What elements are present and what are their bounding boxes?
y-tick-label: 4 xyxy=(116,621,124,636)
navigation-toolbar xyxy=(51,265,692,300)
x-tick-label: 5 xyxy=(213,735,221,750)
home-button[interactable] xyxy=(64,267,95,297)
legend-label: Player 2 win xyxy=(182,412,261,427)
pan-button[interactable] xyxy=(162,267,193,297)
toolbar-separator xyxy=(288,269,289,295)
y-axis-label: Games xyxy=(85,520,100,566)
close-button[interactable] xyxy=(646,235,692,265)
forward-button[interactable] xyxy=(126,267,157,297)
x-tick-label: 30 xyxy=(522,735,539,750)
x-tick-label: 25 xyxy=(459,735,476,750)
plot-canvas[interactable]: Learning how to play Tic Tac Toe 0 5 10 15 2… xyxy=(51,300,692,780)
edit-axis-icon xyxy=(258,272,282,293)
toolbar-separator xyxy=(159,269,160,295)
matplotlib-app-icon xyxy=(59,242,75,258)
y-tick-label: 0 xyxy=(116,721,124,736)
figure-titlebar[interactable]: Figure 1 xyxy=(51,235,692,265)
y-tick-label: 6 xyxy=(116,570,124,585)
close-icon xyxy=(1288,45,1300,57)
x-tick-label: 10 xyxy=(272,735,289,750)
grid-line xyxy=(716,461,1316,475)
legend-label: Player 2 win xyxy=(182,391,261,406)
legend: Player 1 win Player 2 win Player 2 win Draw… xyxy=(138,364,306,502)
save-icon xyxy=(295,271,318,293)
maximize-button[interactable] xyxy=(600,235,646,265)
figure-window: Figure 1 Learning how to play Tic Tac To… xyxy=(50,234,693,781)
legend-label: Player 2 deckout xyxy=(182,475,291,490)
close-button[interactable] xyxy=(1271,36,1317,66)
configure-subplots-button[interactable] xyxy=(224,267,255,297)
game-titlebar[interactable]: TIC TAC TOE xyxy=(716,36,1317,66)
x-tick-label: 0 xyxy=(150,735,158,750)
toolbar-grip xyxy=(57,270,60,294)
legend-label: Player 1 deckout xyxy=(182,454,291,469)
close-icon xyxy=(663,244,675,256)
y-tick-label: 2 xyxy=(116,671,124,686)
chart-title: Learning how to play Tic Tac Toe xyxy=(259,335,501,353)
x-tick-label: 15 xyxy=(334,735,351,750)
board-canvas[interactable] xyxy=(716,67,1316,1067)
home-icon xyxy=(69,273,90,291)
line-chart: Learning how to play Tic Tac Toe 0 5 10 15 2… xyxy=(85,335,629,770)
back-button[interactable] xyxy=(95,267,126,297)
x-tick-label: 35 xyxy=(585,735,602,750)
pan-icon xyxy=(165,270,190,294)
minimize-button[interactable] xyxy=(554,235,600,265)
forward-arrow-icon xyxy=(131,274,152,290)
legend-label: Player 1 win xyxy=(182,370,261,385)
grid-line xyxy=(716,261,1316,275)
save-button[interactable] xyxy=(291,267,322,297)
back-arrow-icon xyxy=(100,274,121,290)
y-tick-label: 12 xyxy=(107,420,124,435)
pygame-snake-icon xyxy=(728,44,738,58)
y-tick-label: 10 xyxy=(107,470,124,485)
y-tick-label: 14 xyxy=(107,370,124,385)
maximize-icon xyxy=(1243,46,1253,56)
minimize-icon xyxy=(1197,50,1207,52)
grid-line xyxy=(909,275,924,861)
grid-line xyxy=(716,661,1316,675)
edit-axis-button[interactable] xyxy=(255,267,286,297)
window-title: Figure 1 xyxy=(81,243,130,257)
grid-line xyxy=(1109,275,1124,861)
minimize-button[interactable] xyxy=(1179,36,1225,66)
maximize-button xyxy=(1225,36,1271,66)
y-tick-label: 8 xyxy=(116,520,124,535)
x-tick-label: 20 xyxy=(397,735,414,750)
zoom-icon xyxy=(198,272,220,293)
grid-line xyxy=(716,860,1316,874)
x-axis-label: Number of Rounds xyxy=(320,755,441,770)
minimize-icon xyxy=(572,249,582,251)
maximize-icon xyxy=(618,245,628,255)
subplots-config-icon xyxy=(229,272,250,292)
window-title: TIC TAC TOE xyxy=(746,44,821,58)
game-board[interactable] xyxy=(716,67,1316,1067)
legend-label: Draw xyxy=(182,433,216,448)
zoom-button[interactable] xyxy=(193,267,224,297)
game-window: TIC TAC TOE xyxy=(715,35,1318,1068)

Requirements =
Please reproduce every line of the records above word for word, keeping their original order.

Exercise output =
What elements are present and what are their bounding boxes?
y-tick-label: 4 xyxy=(116,621,124,636)
navigation-toolbar xyxy=(51,265,692,300)
x-tick-label: 5 xyxy=(213,735,221,750)
home-button[interactable] xyxy=(64,267,95,297)
legend-label: Player 2 win xyxy=(182,412,261,427)
pan-button[interactable] xyxy=(162,267,193,297)
toolbar-separator xyxy=(288,269,289,295)
y-axis-label: Games xyxy=(85,520,100,566)
close-button[interactable] xyxy=(646,235,692,265)
forward-button[interactable] xyxy=(126,267,157,297)
x-tick-label: 30 xyxy=(522,735,539,750)
x-tick-label: 25 xyxy=(459,735,476,750)
plot-canvas[interactable]: Learning how to play Tic Tac Toe 0 5 10 15 2… xyxy=(51,300,692,780)
edit-axis-icon xyxy=(258,272,282,293)
toolbar-separator xyxy=(159,269,160,295)
matplotlib-app-icon xyxy=(59,242,75,258)
y-tick-label: 0 xyxy=(116,721,124,736)
figure-titlebar[interactable]: Figure 1 xyxy=(51,235,692,265)
y-tick-label: 6 xyxy=(116,570,124,585)
close-icon xyxy=(1288,45,1300,57)
x-tick-label: 10 xyxy=(272,735,289,750)
grid-line xyxy=(716,461,1316,475)
legend-label: Player 2 win xyxy=(182,391,261,406)
legend: Player 1 win Player 2 win Player 2 win Draw… xyxy=(138,364,306,502)
save-icon xyxy=(295,271,318,293)
maximize-button[interactable] xyxy=(600,235,646,265)
figure-window: Figure 1 Learning how to play Tic Tac To… xyxy=(50,234,693,781)
legend-label: Player 2 deckout xyxy=(182,475,291,490)
close-button[interactable] xyxy=(1271,36,1317,66)
configure-subplots-button[interactable] xyxy=(224,267,255,297)
game-titlebar[interactable]: TIC TAC TOE xyxy=(716,36,1317,66)
x-tick-label: 0 xyxy=(150,735,158,750)
toolbar-grip xyxy=(57,270,60,294)
legend-label: Player 1 deckout xyxy=(182,454,291,469)
close-icon xyxy=(663,244,675,256)
y-tick-label: 2 xyxy=(116,671,124,686)
chart-title: Learning how to play Tic Tac Toe xyxy=(259,335,501,353)
x-tick-label: 15 xyxy=(334,735,351,750)
board-canvas[interactable] xyxy=(716,67,1316,1067)
home-icon xyxy=(69,273,90,291)
line-chart: Learning how to play Tic Tac Toe 0 5 10 15 2… xyxy=(85,335,629,770)
back-button[interactable] xyxy=(95,267,126,297)
x-tick-label: 35 xyxy=(585,735,602,750)
pan-icon xyxy=(165,270,190,294)
minimize-button[interactable] xyxy=(554,235,600,265)
forward-arrow-icon xyxy=(131,274,152,290)
legend-label: Player 1 win xyxy=(182,370,261,385)
grid-line xyxy=(716,261,1316,275)
save-button[interactable] xyxy=(291,267,322,297)
back-arrow-icon xyxy=(100,274,121,290)
y-tick-label: 12 xyxy=(107,420,124,435)
pygame-snake-icon xyxy=(728,44,738,58)
y-tick-label: 10 xyxy=(107,470,124,485)
y-tick-label: 14 xyxy=(107,370,124,385)
maximize-icon xyxy=(1243,46,1253,56)
minimize-icon xyxy=(1197,50,1207,52)
grid-line xyxy=(909,275,924,861)
grid-line xyxy=(716,661,1316,675)
edit-axis-button[interactable] xyxy=(255,267,286,297)
window-title: Figure 1 xyxy=(81,243,130,257)
grid-line xyxy=(1109,275,1124,861)
minimize-button[interactable] xyxy=(1179,36,1225,66)
maximize-button xyxy=(1225,36,1271,66)
y-tick-label: 8 xyxy=(116,520,124,535)
x-tick-label: 20 xyxy=(397,735,414,750)
zoom-icon xyxy=(198,272,220,293)
grid-line xyxy=(716,860,1316,874)
x-axis-label: Number of Rounds xyxy=(320,755,441,770)
minimize-icon xyxy=(572,249,582,251)
maximize-icon xyxy=(618,245,628,255)
subplots-config-icon xyxy=(229,272,250,292)
window-title: TIC TAC TOE xyxy=(746,44,821,58)
game-board[interactable] xyxy=(716,67,1316,1067)
legend-label: Draw xyxy=(182,433,216,448)
zoom-button[interactable] xyxy=(193,267,224,297)
game-window: TIC TAC TOE xyxy=(715,35,1318,1068)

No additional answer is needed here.